§ **Goal**
Gather all lines in the data that hold the string "para".

(Extracted data entries)
--

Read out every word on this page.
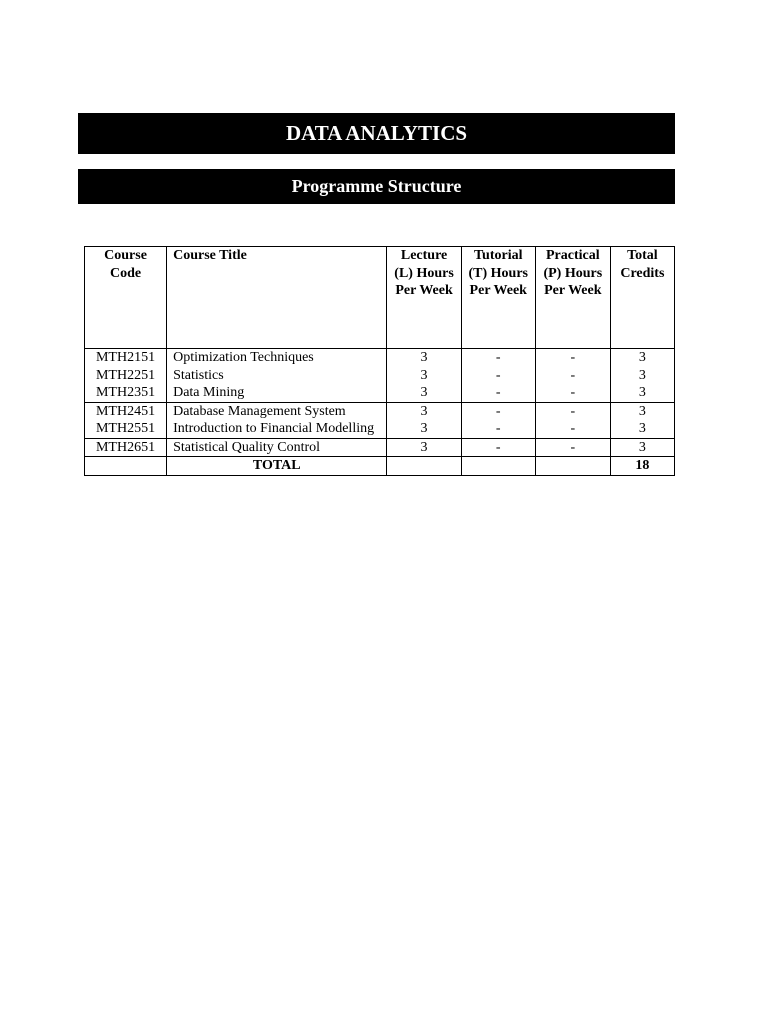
DATA ANALYTICS
Programme Structure
Course Code	Course Title	Lecture (L) Hours Per Week	Tutorial (T) Hours Per Week	Practical (P) Hours Per Week	Total Credits
MTH2151	Optimization Techniques	3	-	-	3
MTH2251	Statistics	3	-	-	3
MTH2351	Data Mining	3	-	-	3
MTH2451	Database Management System	3	-	-	3
MTH2551	Introduction to Financial Modelling	3	-	-	3
MTH2651	Statistical Quality Control	3	-	-	3
	TOTAL				18
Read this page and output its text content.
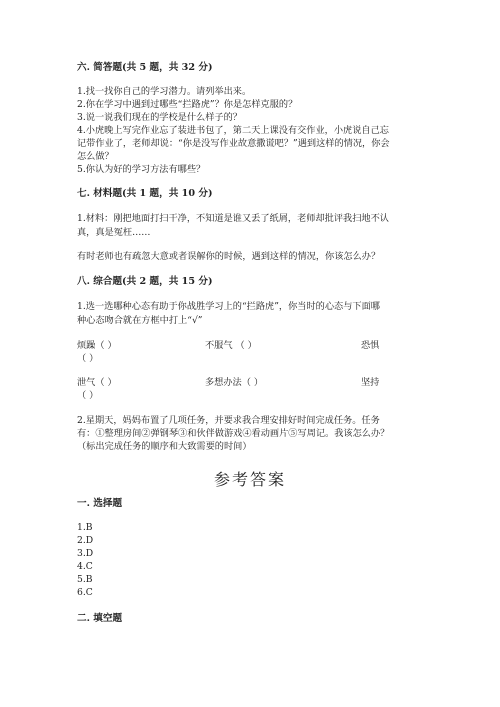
六. 简答题(共 5 题，共 32 分)
1.找一找你自己的学习潜力。请列举出来。
2.你在学习中遇到过哪些“拦路虎”？你是怎样克服的？
3.说一说我们现在的学校是什么样子的？
4.小虎晚上写完作业忘了装进书包了，第二天上课没有交作业，小虎说自己忘
记带作业了，老师却说：“你是没写作业故意撒谎吧？”遇到这样的情况，你会
怎么做？
5.你认为好的学习方法有哪些？
七. 材料题(共 1 题，共 10 分)
1.材料：刚把地面打扫干净，不知道是谁又丢了纸屑，老师却批评我扫地不认
真，真是冤枉……
有时老师也有疏忽大意或者误解你的时候，遇到这样的情况，你该怎么办？
八. 综合题(共 2 题，共 15 分)
1.选一选哪种心态有助于你战胜学习上的“拦路虎”，你当时的心态与下面哪
种心态吻合就在方框中打上“√”
烦躁（ ）	不服气 （ ）	恐惧
（ ）
泄气（ ）	多想办法（ ）	坚持
（ ）
2.星期天，妈妈布置了几项任务，并要求我合理安排好时间完成任务。任务
有：①整理房间②弹钢琴③和伙伴做游戏④看动画片⑤写周记。我该怎么办？
（标出完成任务的顺序和大致需要的时间）
参考答案
一. 选择题
1.B
2.D
3.D
4.C
5.B
6.C
二. 填空题
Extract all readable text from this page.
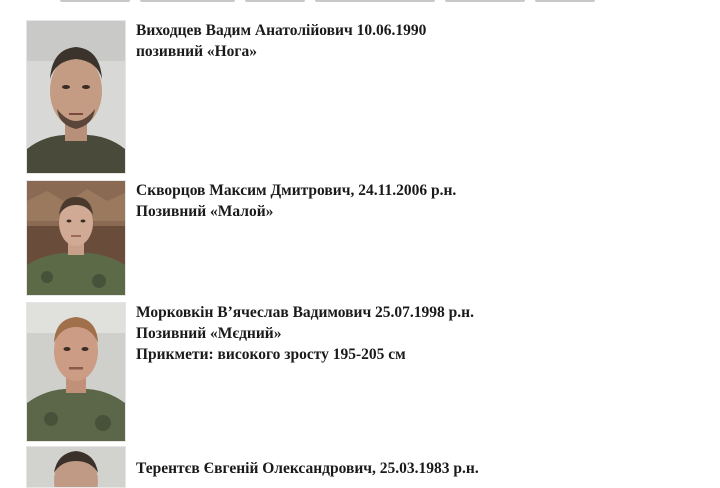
Виходцев Вадим Анатолійович 10.06.1990
позивний «Нога»
Скворцов Максим Дмитрович, 24.11.2006 р.н.
Позивний «Малой»
Морковкін В’ячеслав Вадимович 25.07.1998 р.н.
Позивний «Мєдний»
Прикмети: високого зросту 195-205 см
Терентєв Євгеній Олександрович, 25.03.1983 р.н.
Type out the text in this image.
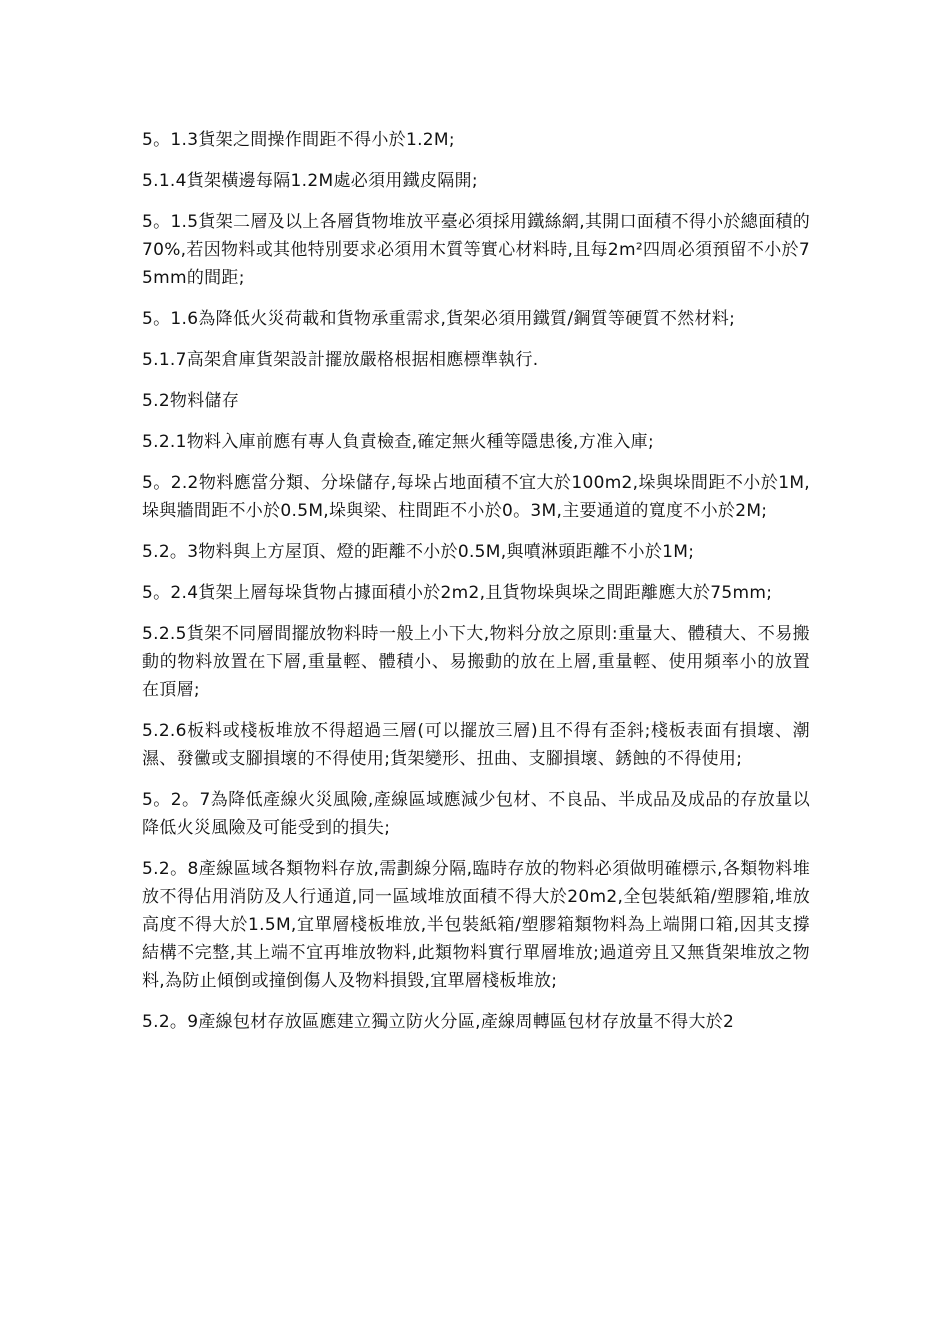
5。1.3貨架之間操作間距不得小於1.2M;

5.1.4貨架橫邊每隔1.2M處必須用鐵皮隔開;

5。1.5貨架二層及以上各層貨物堆放平臺必須採用鐵絲網,其開口面積不得小於總面積的70%,若因物料或其他特別要求必須用木質等實心材料時,且每2m²四周必須預留不小於75mm的間距;

5。1.6為降低火災荷載和貨物承重需求,貨架必須用鐵質/鋼質等硬質不然材料;

5.1.7高架倉庫貨架設計擺放嚴格根据相應標準執行.

5.2物料儲存

5.2.1物料入庫前應有專人負責檢查,確定無火種等隱患後,方准入庫;

5。2.2物料應當分類、分垛儲存,每垛占地面積不宜大於100m2,垛與垛間距不小於1M,垛與牆間距不小於0.5M,垛與梁、柱間距不小於0。3M,主要通道的寬度不小於2M;

5.2。3物料與上方屋頂、燈的距離不小於0.5M,與噴淋頭距離不小於1M;

5。2.4貨架上層每垛貨物占據面積小於2m2,且貨物垛與垛之間距離應大於75mm;

5.2.5貨架不同層間擺放物料時一般上小下大,物料分放之原則:重量大、體積大、不易搬動的物料放置在下層,重量輕、體積小、易搬動的放在上層,重量輕、使用頻率小的放置在頂層;

5.2.6板料或棧板堆放不得超過三層(可以擺放三層)且不得有歪斜;棧板表面有損壞、潮濕、發黴或支腳損壞的不得使用;貨架變形、扭曲、支腳損壞、銹蝕的不得使用;

5。2。7為降低產線火災風險,產線區域應減少包材、不良品、半成品及成品的存放量以降低火災風險及可能受到的損失;

5.2。8產線區域各類物料存放,需劃線分隔,臨時存放的物料必須做明確標示,各類物料堆放不得佔用消防及人行通道,同一區域堆放面積不得大於20m2,全包裝紙箱/塑膠箱,堆放高度不得大於1.5M,宜單層棧板堆放,半包裝紙箱/塑膠箱類物料為上端開口箱,因其支撐結構不完整,其上端不宜再堆放物料,此類物料實行單層堆放;過道旁且又無貨架堆放之物料,為防止傾倒或撞倒傷人及物料損毀,宜單層棧板堆放;

5.2。9產線包材存放區應建立獨立防火分區,產線周轉區包材存放量不得大於2
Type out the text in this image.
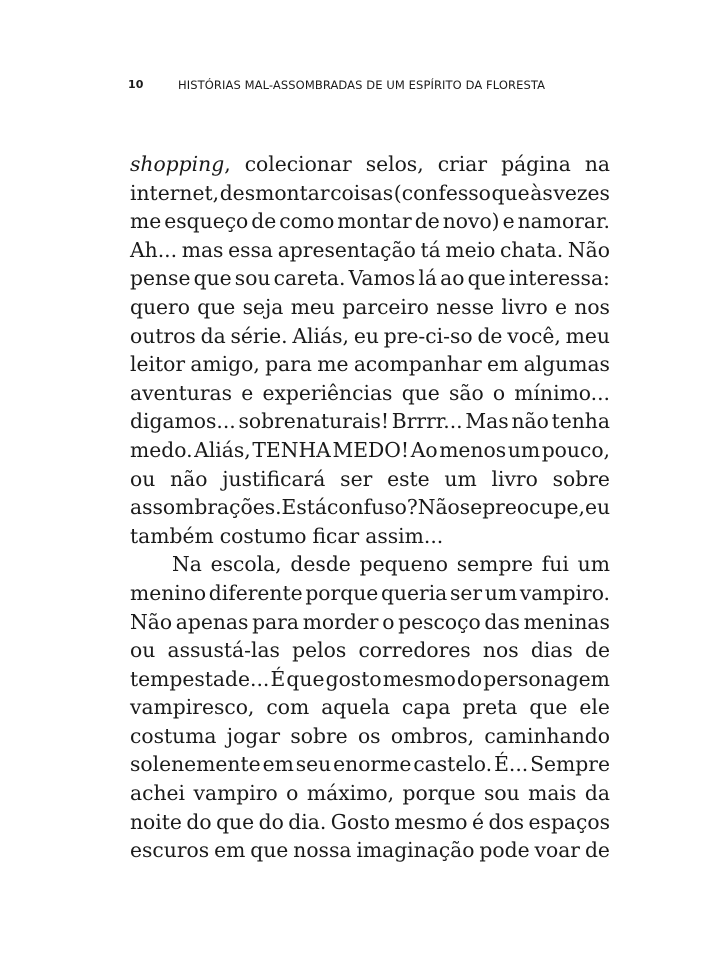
10	HISTÓRIAS MAL-ASSOMBRADAS DE UM ESPÍRITO DA FLORESTA
shopping, colecionar selos, criar página na
internet, desmontar coisas (confesso que às vezes
me esqueço de como montar de novo) e namorar.
Ah... mas essa apresentação tá meio chata. Não
pense que sou careta. Vamos lá ao que interessa:
quero que seja meu parceiro nesse livro e nos
outros da série. Aliás, eu pre-ci-so de você, meu
leitor amigo, para me acompanhar em algumas
aventuras e experiências que são o mínimo...
digamos... sobrenaturais! Brrrr... Mas não tenha
medo. Aliás, TENHA MEDO! Ao menos um pouco,
ou não justificará ser este um livro sobre
assombrações. Está confuso? Não se preocupe, eu
também costumo ficar assim...
Na escola, desde pequeno sempre fui um
menino diferente porque queria ser um vampiro.
Não apenas para morder o pescoço das meninas
ou assustá-las pelos corredores nos dias de
tempestade... É que gosto mesmo do personagem
vampiresco, com aquela capa preta que ele
costuma jogar sobre os ombros, caminhando
solenemente em seu enorme castelo. É... Sempre
achei vampiro o máximo, porque sou mais da
noite do que do dia. Gosto mesmo é dos espaços
escuros em que nossa imaginação pode voar de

--

§ **Correct output**
leitor amigo, para me acompanhar em algumas
Não apenas para morder o pescoço das meninas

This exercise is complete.